#### Data to use
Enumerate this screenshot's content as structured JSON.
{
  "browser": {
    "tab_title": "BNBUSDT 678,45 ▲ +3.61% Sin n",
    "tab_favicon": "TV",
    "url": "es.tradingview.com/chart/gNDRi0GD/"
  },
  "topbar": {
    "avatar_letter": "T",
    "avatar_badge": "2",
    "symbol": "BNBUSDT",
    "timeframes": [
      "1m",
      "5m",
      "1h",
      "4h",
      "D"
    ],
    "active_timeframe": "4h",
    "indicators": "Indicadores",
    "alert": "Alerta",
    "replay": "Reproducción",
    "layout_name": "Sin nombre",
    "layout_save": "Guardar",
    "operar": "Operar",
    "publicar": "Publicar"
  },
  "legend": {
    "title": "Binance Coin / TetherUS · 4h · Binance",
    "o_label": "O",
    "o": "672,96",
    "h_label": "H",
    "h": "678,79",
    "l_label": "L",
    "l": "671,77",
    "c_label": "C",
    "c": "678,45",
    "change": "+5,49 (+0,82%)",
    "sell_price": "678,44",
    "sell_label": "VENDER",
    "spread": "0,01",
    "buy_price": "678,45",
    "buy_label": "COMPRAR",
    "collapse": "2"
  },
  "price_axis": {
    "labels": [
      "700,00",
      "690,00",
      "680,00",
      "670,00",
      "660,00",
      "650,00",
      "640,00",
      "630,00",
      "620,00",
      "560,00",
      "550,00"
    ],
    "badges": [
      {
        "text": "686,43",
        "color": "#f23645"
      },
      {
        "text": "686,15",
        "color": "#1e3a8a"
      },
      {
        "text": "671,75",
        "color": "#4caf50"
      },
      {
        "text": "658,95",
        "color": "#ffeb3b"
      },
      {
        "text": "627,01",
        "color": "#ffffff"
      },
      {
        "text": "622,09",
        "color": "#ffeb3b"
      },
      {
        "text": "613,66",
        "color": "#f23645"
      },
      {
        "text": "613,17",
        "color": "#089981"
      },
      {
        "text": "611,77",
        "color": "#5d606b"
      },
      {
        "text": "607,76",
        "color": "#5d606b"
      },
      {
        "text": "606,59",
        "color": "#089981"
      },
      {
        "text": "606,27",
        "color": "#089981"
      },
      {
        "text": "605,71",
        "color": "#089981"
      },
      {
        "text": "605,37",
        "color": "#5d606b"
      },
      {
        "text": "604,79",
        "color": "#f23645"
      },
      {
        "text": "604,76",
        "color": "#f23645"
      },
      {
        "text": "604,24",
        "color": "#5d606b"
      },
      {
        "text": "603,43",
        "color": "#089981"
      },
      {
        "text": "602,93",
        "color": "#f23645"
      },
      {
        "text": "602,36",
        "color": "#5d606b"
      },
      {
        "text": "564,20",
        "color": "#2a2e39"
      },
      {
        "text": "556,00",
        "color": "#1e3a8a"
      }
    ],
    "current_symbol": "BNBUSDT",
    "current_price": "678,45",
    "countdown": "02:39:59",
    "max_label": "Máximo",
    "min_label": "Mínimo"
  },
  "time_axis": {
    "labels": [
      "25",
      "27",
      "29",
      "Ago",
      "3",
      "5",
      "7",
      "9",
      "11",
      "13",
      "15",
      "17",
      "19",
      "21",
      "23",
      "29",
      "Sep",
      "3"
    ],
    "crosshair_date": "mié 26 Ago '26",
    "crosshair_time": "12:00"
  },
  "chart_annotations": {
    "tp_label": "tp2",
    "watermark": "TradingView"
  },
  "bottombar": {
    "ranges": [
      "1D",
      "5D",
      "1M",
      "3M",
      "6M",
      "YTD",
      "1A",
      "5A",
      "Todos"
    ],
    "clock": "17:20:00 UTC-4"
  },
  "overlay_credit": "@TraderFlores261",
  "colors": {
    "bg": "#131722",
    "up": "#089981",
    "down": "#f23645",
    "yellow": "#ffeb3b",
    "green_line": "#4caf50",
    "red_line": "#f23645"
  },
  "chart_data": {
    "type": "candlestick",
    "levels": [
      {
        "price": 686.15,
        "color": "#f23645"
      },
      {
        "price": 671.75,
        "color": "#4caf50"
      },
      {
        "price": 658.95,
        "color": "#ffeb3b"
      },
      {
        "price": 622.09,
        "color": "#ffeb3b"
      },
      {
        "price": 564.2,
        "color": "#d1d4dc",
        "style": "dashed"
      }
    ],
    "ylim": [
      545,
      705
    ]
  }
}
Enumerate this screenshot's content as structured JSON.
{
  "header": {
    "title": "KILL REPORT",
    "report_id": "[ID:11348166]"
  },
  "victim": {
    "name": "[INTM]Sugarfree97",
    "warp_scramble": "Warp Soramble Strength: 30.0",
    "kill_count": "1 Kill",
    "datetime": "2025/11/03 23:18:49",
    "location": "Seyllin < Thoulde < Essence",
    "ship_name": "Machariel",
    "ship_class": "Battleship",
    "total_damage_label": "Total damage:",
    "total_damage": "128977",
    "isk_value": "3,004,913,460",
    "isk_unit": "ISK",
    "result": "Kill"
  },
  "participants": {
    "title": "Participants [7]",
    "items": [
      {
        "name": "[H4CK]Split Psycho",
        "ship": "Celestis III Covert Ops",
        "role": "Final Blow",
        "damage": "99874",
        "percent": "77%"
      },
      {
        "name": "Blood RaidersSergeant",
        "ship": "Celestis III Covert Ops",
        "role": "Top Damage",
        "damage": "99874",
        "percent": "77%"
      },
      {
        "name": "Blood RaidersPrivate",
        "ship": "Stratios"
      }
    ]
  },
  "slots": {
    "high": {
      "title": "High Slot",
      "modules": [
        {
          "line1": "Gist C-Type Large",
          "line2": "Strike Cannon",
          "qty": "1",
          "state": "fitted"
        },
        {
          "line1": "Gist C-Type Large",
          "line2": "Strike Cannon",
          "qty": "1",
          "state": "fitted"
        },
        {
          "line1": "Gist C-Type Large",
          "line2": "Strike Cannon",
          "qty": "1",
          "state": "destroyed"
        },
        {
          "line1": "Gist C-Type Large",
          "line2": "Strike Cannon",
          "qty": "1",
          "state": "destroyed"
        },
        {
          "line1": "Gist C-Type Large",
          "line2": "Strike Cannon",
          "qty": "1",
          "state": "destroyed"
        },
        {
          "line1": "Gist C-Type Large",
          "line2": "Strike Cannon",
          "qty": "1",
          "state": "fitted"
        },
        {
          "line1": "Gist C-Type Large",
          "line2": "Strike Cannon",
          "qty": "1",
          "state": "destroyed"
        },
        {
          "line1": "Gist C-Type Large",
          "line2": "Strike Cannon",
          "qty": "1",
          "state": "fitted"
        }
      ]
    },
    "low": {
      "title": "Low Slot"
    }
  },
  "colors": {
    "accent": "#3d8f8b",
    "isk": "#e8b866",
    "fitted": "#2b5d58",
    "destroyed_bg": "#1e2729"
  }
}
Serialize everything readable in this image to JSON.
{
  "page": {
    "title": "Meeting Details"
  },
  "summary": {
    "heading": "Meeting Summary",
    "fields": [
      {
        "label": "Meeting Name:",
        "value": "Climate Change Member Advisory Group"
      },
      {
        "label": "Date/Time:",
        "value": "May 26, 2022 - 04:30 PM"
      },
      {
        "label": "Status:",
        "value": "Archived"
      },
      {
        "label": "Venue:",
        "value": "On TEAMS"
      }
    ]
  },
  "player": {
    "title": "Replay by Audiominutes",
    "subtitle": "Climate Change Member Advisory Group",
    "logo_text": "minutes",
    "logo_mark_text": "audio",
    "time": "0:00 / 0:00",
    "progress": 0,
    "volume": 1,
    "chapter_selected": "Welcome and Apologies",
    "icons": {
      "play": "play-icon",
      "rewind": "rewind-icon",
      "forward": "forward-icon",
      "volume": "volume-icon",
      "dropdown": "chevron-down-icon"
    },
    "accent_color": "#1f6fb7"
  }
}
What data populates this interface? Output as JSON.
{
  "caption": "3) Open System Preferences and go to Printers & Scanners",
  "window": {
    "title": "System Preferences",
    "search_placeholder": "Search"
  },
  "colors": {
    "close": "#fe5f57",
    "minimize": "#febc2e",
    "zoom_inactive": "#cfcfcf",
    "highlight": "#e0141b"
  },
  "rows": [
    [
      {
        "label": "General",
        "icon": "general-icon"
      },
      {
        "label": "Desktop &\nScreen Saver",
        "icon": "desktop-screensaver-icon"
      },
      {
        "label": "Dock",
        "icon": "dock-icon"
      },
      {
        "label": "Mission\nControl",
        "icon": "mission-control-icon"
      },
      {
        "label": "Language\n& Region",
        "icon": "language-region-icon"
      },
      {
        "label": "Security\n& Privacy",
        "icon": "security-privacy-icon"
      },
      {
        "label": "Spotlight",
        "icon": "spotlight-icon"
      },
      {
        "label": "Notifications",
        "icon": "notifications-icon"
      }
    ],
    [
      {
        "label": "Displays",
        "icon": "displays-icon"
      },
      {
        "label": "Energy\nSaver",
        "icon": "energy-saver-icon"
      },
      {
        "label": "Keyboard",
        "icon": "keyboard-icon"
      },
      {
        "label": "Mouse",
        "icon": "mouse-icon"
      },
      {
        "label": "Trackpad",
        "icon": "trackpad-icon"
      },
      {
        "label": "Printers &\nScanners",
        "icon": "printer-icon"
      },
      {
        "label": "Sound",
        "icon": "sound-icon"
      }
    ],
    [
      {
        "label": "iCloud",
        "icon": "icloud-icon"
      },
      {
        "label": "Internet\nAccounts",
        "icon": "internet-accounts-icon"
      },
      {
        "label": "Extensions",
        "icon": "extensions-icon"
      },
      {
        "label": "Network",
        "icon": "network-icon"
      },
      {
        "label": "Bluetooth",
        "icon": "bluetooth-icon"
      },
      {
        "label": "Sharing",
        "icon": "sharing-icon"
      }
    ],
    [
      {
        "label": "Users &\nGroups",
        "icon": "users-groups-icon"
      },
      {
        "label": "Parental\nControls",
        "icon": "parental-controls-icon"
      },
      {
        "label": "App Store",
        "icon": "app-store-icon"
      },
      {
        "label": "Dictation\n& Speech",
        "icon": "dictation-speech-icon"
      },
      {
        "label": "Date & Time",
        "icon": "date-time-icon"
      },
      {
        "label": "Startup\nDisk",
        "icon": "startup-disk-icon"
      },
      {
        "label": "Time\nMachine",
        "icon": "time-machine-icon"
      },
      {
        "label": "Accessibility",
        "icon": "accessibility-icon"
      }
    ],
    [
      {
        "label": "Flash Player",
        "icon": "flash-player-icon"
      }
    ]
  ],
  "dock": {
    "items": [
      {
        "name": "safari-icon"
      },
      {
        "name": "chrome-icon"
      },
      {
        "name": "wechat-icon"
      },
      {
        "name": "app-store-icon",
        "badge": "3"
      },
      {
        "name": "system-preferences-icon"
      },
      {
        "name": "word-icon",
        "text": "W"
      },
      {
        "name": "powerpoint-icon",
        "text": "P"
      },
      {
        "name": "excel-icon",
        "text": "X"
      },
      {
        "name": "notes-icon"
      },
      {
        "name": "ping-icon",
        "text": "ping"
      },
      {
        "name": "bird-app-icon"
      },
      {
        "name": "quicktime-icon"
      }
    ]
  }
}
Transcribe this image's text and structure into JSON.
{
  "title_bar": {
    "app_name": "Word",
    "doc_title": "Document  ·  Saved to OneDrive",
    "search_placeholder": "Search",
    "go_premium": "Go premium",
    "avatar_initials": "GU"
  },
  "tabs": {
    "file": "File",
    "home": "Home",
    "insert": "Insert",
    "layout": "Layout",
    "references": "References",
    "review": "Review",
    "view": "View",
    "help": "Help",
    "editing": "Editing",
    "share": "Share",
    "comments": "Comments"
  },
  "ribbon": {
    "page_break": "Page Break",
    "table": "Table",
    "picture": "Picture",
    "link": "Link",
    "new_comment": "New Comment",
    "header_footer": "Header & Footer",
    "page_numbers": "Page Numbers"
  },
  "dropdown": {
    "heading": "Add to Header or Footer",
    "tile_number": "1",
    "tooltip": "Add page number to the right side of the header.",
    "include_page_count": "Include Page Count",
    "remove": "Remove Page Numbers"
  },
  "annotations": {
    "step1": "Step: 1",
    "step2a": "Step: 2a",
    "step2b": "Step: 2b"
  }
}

#### What you have to do
Select all lines with the word "JSON" from the entries above.

#### Response
Enumerate this screenshot's content as structured JSON.
Enumerate this screenshot's content as structured JSON.
Serialize everything readable in this image to JSON.
What data populates this interface? Output as JSON.
Transcribe this image's text and structure into JSON.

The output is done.